(Lines of data)
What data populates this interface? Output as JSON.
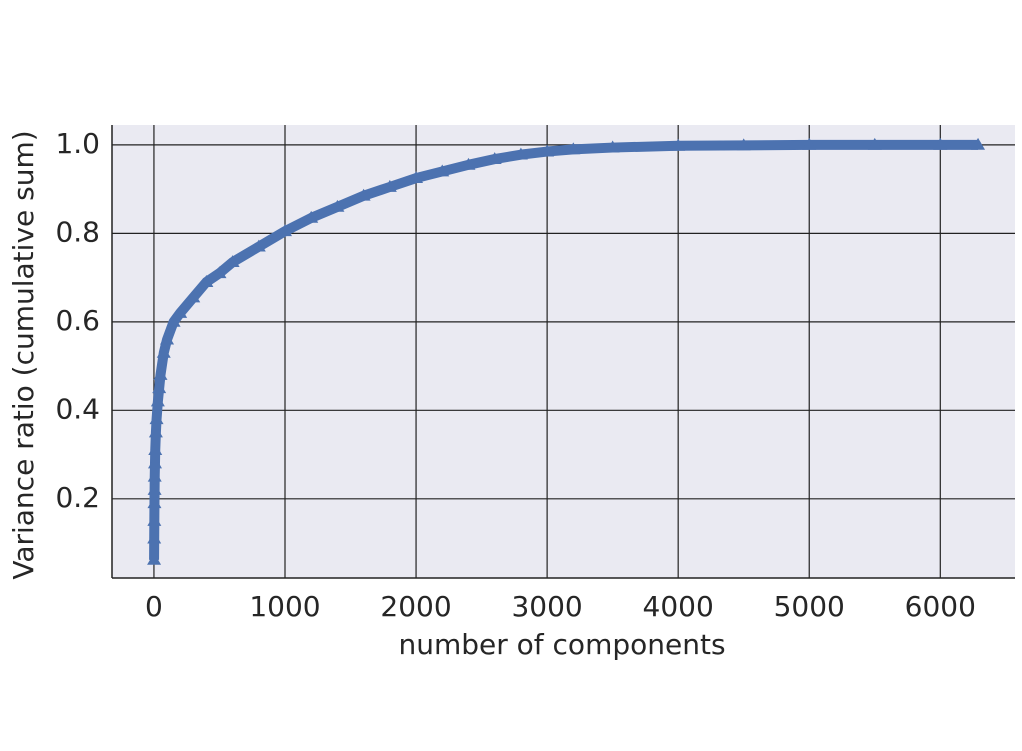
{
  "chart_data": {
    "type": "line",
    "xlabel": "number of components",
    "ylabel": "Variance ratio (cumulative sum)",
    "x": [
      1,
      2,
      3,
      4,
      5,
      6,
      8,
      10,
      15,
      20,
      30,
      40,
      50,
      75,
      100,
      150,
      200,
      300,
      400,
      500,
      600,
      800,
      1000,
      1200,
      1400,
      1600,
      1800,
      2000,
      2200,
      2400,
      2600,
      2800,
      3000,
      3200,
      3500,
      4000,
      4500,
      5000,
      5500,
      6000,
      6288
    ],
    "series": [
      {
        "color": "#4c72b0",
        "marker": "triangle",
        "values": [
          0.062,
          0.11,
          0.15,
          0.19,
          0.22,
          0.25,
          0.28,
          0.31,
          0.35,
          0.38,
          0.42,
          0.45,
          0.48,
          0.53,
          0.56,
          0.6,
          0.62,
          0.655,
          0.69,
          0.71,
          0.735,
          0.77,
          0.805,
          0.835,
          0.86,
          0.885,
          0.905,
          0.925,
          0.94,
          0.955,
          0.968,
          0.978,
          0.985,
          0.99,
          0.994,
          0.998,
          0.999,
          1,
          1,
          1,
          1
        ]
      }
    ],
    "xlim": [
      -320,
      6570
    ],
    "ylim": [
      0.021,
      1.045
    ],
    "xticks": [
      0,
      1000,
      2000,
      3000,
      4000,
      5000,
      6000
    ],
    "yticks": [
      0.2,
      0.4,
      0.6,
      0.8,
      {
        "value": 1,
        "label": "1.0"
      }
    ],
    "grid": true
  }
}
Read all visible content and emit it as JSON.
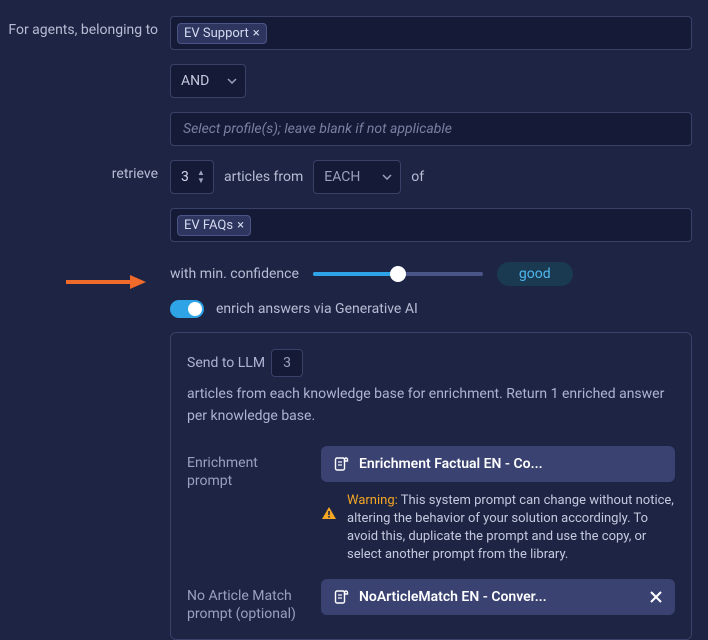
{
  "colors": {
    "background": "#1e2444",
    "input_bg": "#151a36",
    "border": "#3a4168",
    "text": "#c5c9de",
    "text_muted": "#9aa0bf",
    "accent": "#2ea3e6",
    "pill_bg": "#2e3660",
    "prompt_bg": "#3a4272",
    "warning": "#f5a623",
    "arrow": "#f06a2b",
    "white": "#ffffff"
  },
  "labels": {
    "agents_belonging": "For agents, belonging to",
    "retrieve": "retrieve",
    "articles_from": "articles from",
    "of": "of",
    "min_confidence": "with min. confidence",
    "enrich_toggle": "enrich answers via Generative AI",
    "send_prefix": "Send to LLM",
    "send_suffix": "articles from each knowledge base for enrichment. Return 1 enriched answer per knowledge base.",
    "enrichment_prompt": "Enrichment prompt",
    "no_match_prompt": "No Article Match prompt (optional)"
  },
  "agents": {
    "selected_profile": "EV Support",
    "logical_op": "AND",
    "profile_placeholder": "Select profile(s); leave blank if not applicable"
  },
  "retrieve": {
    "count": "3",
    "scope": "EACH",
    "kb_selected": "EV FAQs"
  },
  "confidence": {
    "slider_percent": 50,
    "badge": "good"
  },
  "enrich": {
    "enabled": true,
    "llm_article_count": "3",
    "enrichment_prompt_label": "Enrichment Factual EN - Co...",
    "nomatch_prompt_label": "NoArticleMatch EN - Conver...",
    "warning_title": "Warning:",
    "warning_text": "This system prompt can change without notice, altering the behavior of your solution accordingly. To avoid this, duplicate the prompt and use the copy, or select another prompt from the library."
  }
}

Given instruction
Using the records given above, list every line that includes the word "agents".

Exercise response
    "agents_belonging": "For agents, belonging to",
  "agents": {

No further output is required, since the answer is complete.